──────── Excerpted data ────────
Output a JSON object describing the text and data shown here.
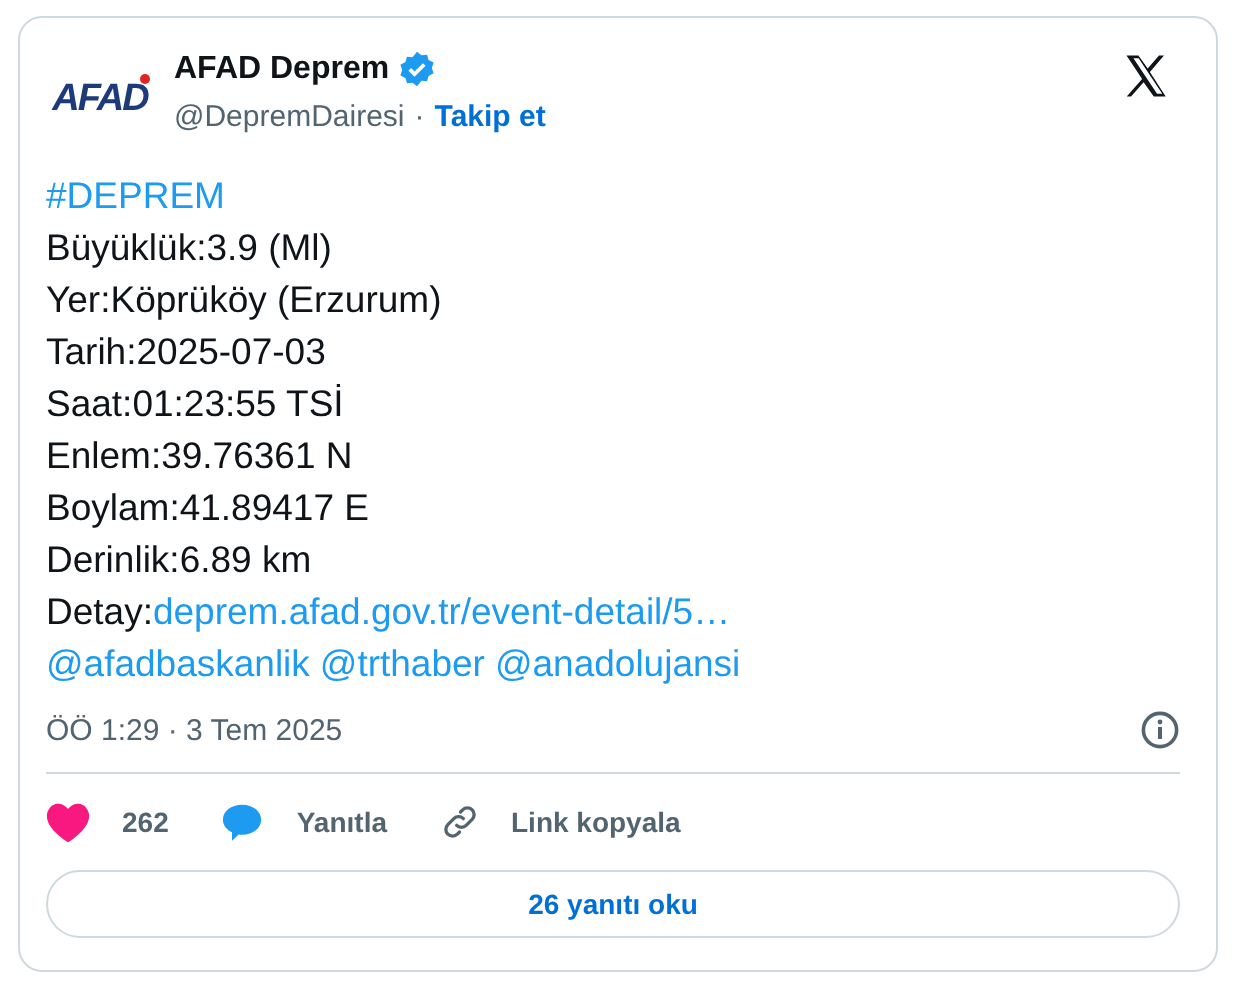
{
  "author": {
    "logo": "AFAD",
    "name": "AFAD Deprem",
    "verified": true,
    "handle": "@DepremDairesi",
    "separator": "·",
    "follow": "Takip et"
  },
  "body": [
    [
      {
        "text": "#DEPREM",
        "link": true
      }
    ],
    [
      {
        "text": "Büyüklük:3.9 (Ml)",
        "link": false
      }
    ],
    [
      {
        "text": "Yer:Köprüköy (Erzurum)",
        "link": false
      }
    ],
    [
      {
        "text": "Tarih:2025-07-03",
        "link": false
      }
    ],
    [
      {
        "text": "Saat:01:23:55 TSİ",
        "link": false
      }
    ],
    [
      {
        "text": "Enlem:39.76361 N",
        "link": false
      }
    ],
    [
      {
        "text": "Boylam:41.89417 E",
        "link": false
      }
    ],
    [
      {
        "text": "Derinlik:6.89 km",
        "link": false
      }
    ],
    [
      {
        "text": "Detay:",
        "link": false
      },
      {
        "text": "deprem.afad.gov.tr/event-detail/5…",
        "link": true
      }
    ],
    [
      {
        "text": "@afadbaskanlik",
        "link": true
      },
      {
        "text": "@trthaber",
        "link": true
      },
      {
        "text": "@anadolujansi",
        "link": true
      }
    ]
  ],
  "timestamp": "ÖÖ 1:29 · 3 Tem 2025",
  "actions": {
    "liked": true,
    "likes": "262",
    "reply": "Yanıtla",
    "copy_link": "Link kopyala"
  },
  "read_replies": "26 yanıtı oku"
}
────────
## [Objective]
Without the pictures, reproduce every line of the records above exactly.

## [Complete response]
Output a JSON object describing the text and data shown here.
{
  "author": {
    "logo": "AFAD",
    "name": "AFAD Deprem",
    "verified": true,
    "handle": "@DepremDairesi",
    "separator": "·",
    "follow": "Takip et"
  },
  "body": [
    [
      {
        "text": "#DEPREM",
        "link": true
      }
    ],
    [
      {
        "text": "Büyüklük:3.9 (Ml)",
        "link": false
      }
    ],
    [
      {
        "text": "Yer:Köprüköy (Erzurum)",
        "link": false
      }
    ],
    [
      {
        "text": "Tarih:2025-07-03",
        "link": false
      }
    ],
    [
      {
        "text": "Saat:01:23:55 TSİ",
        "link": false
      }
    ],
    [
      {
        "text": "Enlem:39.76361 N",
        "link": false
      }
    ],
    [
      {
        "text": "Boylam:41.89417 E",
        "link": false
      }
    ],
    [
      {
        "text": "Derinlik:6.89 km",
        "link": false
      }
    ],
    [
      {
        "text": "Detay:",
        "link": false
      },
      {
        "text": "deprem.afad.gov.tr/event-detail/5…",
        "link": true
      }
    ],
    [
      {
        "text": "@afadbaskanlik",
        "link": true
      },
      {
        "text": "@trthaber",
        "link": true
      },
      {
        "text": "@anadolujansi",
        "link": true
      }
    ]
  ],
  "timestamp": "ÖÖ 1:29 · 3 Tem 2025",
  "actions": {
    "liked": true,
    "likes": "262",
    "reply": "Yanıtla",
    "copy_link": "Link kopyala"
  },
  "read_replies": "26 yanıtı oku"
}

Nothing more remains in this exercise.